▸ **TO BE DONE**
Look through the lines below and extract any with the word "octobre".

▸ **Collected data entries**
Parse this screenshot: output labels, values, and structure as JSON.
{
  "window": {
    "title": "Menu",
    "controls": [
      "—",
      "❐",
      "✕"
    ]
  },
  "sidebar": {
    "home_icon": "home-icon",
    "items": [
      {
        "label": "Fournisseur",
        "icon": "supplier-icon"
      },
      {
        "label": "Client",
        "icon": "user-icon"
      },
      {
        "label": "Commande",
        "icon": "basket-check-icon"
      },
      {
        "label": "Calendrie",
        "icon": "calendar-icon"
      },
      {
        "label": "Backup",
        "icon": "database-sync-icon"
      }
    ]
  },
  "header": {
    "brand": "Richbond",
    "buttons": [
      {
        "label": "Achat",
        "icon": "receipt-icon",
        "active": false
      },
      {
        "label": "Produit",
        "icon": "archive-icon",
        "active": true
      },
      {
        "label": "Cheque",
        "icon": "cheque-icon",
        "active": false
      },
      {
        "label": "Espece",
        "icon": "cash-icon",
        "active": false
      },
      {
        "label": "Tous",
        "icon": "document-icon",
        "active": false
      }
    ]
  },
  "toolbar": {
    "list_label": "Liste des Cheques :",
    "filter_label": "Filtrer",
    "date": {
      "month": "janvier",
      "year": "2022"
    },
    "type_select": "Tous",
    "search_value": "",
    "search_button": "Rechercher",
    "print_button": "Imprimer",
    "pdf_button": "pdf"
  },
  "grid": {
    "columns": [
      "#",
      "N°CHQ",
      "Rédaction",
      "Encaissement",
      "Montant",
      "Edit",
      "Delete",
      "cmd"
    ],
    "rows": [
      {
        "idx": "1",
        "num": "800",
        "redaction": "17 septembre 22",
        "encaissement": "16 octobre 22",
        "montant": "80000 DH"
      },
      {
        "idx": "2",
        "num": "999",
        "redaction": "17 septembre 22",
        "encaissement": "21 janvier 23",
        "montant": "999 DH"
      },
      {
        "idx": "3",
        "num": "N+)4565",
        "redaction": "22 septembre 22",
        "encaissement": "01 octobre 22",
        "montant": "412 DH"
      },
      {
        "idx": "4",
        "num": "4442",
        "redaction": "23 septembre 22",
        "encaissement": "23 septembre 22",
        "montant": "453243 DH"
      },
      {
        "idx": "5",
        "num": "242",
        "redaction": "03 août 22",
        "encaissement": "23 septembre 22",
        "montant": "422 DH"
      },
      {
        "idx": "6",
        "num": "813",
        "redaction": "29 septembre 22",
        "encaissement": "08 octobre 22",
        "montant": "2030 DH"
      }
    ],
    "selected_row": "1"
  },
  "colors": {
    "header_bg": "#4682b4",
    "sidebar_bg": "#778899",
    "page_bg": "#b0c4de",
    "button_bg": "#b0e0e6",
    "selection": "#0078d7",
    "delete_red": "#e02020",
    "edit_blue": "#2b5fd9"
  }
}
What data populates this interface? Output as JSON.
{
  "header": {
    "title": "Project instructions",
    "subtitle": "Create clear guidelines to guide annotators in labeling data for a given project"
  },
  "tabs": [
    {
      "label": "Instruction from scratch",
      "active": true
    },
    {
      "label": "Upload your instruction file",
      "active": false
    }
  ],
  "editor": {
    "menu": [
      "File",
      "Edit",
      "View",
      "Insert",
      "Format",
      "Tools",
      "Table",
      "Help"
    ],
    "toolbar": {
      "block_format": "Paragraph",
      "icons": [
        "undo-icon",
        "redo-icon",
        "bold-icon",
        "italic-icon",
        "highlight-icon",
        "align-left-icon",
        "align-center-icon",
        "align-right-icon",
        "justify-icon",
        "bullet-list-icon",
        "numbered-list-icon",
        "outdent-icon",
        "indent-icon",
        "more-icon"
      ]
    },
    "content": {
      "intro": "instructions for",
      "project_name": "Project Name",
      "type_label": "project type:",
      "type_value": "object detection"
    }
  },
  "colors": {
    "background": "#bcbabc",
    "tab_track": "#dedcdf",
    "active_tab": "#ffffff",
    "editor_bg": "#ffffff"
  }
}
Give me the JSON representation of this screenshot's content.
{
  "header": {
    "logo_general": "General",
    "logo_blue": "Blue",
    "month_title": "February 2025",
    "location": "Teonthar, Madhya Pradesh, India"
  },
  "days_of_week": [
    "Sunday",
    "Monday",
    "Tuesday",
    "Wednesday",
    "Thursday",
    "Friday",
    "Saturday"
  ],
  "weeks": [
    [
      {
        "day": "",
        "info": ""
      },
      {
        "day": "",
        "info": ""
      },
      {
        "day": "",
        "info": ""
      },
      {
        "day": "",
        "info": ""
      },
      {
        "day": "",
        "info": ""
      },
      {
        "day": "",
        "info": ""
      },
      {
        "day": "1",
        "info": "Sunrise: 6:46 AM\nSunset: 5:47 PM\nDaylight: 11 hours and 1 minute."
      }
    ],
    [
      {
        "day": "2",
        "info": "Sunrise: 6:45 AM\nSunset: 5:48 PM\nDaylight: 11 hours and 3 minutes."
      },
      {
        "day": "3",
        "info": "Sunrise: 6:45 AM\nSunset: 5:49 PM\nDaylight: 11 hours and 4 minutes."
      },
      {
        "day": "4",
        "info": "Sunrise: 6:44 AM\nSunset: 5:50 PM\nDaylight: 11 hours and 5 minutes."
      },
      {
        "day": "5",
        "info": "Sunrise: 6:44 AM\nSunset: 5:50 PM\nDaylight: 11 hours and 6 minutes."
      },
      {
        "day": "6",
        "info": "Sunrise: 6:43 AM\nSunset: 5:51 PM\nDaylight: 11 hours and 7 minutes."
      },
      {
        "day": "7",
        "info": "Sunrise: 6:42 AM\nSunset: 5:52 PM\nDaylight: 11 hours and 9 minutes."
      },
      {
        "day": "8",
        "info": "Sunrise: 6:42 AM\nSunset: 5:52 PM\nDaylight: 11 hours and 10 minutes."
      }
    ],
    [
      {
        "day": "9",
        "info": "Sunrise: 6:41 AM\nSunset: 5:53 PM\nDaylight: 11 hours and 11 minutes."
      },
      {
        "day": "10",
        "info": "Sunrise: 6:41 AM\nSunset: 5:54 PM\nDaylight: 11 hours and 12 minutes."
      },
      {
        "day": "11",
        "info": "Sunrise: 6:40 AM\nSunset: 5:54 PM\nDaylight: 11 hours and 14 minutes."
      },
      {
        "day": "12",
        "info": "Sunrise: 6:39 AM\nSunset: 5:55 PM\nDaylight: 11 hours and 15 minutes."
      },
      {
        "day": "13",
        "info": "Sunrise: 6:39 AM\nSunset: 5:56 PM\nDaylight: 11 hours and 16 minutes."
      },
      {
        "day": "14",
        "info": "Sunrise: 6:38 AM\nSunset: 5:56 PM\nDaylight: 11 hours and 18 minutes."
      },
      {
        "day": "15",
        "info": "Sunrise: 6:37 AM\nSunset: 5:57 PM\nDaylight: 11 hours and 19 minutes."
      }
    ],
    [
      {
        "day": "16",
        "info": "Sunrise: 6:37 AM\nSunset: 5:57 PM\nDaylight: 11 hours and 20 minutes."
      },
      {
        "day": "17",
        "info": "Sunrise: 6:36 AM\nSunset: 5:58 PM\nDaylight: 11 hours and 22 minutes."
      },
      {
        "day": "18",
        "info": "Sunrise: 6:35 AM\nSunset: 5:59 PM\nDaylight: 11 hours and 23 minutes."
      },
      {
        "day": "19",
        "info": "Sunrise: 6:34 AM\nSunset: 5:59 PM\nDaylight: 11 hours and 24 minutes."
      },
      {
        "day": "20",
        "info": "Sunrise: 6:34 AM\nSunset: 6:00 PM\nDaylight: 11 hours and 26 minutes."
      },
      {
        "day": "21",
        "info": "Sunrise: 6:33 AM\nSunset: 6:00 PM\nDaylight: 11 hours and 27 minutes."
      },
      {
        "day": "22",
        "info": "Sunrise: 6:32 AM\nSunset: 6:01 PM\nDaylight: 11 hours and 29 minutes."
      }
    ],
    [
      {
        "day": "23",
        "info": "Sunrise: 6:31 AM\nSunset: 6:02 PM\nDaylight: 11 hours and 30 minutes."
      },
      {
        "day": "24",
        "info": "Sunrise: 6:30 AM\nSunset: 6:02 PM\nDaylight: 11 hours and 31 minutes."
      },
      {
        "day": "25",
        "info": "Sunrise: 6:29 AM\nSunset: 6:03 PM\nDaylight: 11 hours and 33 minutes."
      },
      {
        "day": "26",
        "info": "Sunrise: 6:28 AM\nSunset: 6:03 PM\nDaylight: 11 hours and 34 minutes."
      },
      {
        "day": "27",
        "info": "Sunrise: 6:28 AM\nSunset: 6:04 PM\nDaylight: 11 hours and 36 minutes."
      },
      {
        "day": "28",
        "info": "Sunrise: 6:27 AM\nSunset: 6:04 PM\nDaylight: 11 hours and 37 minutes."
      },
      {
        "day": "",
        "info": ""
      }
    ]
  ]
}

▸ **EXERCISE OUTPUT**
        "encaissement": "16 octobre 22",
        "encaissement": "01 octobre 22",
        "encaissement": "08 octobre 22",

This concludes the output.